▶ _WHAT YOU WILL DO_:
Print the listing as it stands, omitting all images.

▶ _STORED RECORDS_:
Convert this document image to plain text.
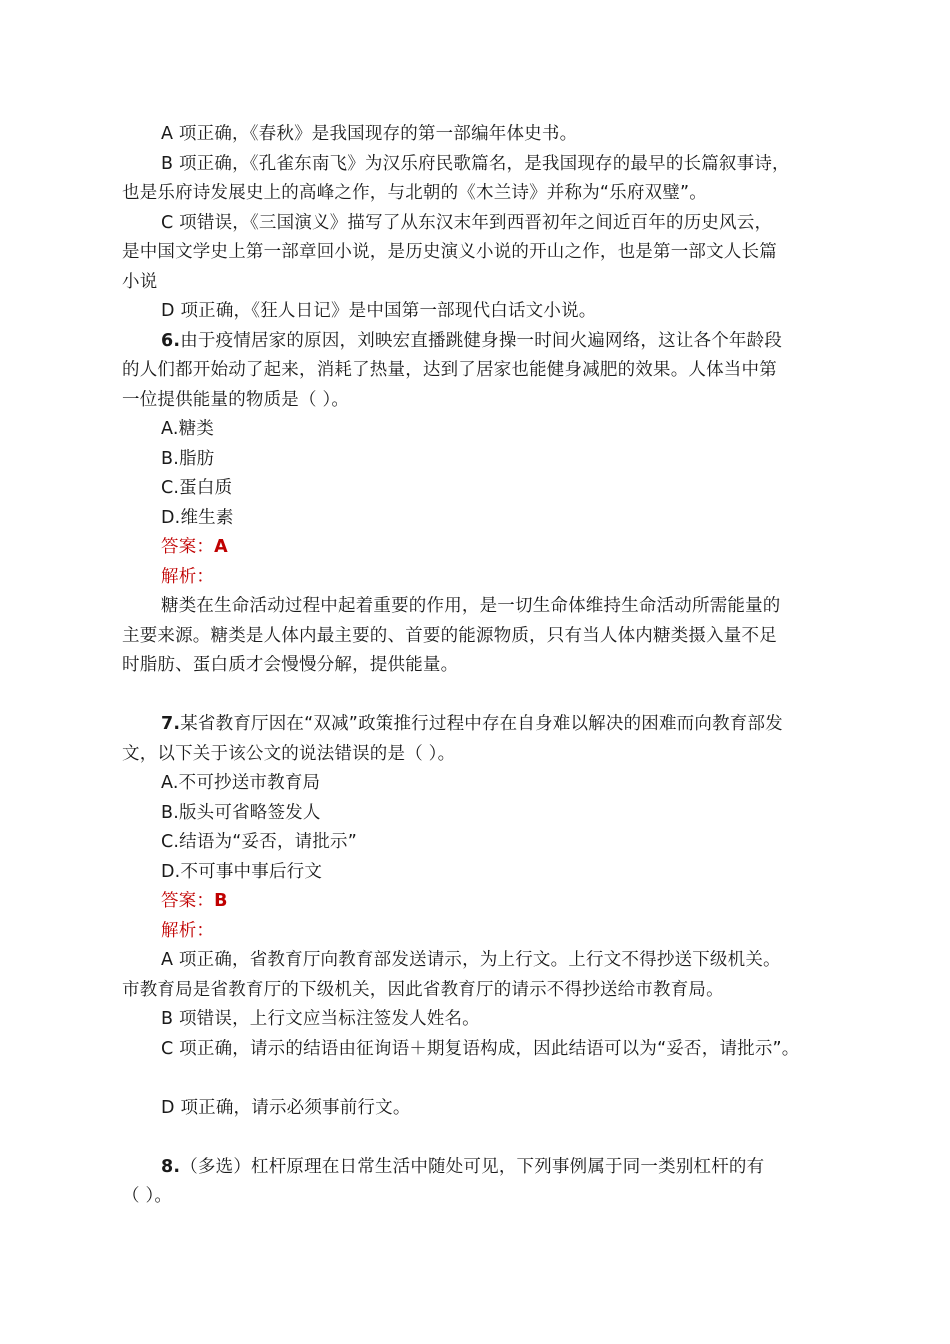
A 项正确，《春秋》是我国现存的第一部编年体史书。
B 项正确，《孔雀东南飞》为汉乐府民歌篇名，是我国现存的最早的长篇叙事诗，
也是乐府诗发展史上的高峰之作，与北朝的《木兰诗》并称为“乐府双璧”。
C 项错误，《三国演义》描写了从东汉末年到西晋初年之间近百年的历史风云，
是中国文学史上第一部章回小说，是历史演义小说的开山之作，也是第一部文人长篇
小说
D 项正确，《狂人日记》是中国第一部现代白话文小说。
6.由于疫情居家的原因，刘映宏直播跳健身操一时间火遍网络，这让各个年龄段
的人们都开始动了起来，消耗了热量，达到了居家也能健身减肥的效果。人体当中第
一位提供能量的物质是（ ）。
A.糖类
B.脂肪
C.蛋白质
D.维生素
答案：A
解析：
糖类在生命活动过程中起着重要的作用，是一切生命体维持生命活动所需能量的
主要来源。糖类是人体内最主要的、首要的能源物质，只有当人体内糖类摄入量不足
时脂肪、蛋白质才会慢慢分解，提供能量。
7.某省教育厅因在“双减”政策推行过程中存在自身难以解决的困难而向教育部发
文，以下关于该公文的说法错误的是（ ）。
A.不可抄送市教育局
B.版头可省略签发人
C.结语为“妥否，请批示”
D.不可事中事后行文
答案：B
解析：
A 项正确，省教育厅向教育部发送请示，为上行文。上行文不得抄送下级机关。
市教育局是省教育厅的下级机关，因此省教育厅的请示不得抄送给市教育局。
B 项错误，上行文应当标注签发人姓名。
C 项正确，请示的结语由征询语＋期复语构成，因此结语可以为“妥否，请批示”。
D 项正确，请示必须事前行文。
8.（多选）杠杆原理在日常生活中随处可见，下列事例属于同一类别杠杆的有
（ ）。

▶ _FULL SOLUTION_:
Convert this document image to plain text.
A 项正确，《春秋》是我国现存的第一部编年体史书。
B 项正确，《孔雀东南飞》为汉乐府民歌篇名，是我国现存的最早的长篇叙事诗，
也是乐府诗发展史上的高峰之作，与北朝的《木兰诗》并称为“乐府双璧”。
C 项错误，《三国演义》描写了从东汉末年到西晋初年之间近百年的历史风云，
是中国文学史上第一部章回小说，是历史演义小说的开山之作，也是第一部文人长篇
小说
D 项正确，《狂人日记》是中国第一部现代白话文小说。
6.由于疫情居家的原因，刘映宏直播跳健身操一时间火遍网络，这让各个年龄段
的人们都开始动了起来，消耗了热量，达到了居家也能健身减肥的效果。人体当中第
一位提供能量的物质是（ ）。
A.糖类
B.脂肪
C.蛋白质
D.维生素
答案：A
解析：
糖类在生命活动过程中起着重要的作用，是一切生命体维持生命活动所需能量的
主要来源。糖类是人体内最主要的、首要的能源物质，只有当人体内糖类摄入量不足
时脂肪、蛋白质才会慢慢分解，提供能量。
7.某省教育厅因在“双减”政策推行过程中存在自身难以解决的困难而向教育部发
文，以下关于该公文的说法错误的是（ ）。
A.不可抄送市教育局
B.版头可省略签发人
C.结语为“妥否，请批示”
D.不可事中事后行文
答案：B
解析：
A 项正确，省教育厅向教育部发送请示，为上行文。上行文不得抄送下级机关。
市教育局是省教育厅的下级机关，因此省教育厅的请示不得抄送给市教育局。
B 项错误，上行文应当标注签发人姓名。
C 项正确，请示的结语由征询语＋期复语构成，因此结语可以为“妥否，请批示”。
D 项正确，请示必须事前行文。
8.（多选）杠杆原理在日常生活中随处可见，下列事例属于同一类别杠杆的有
（ ）。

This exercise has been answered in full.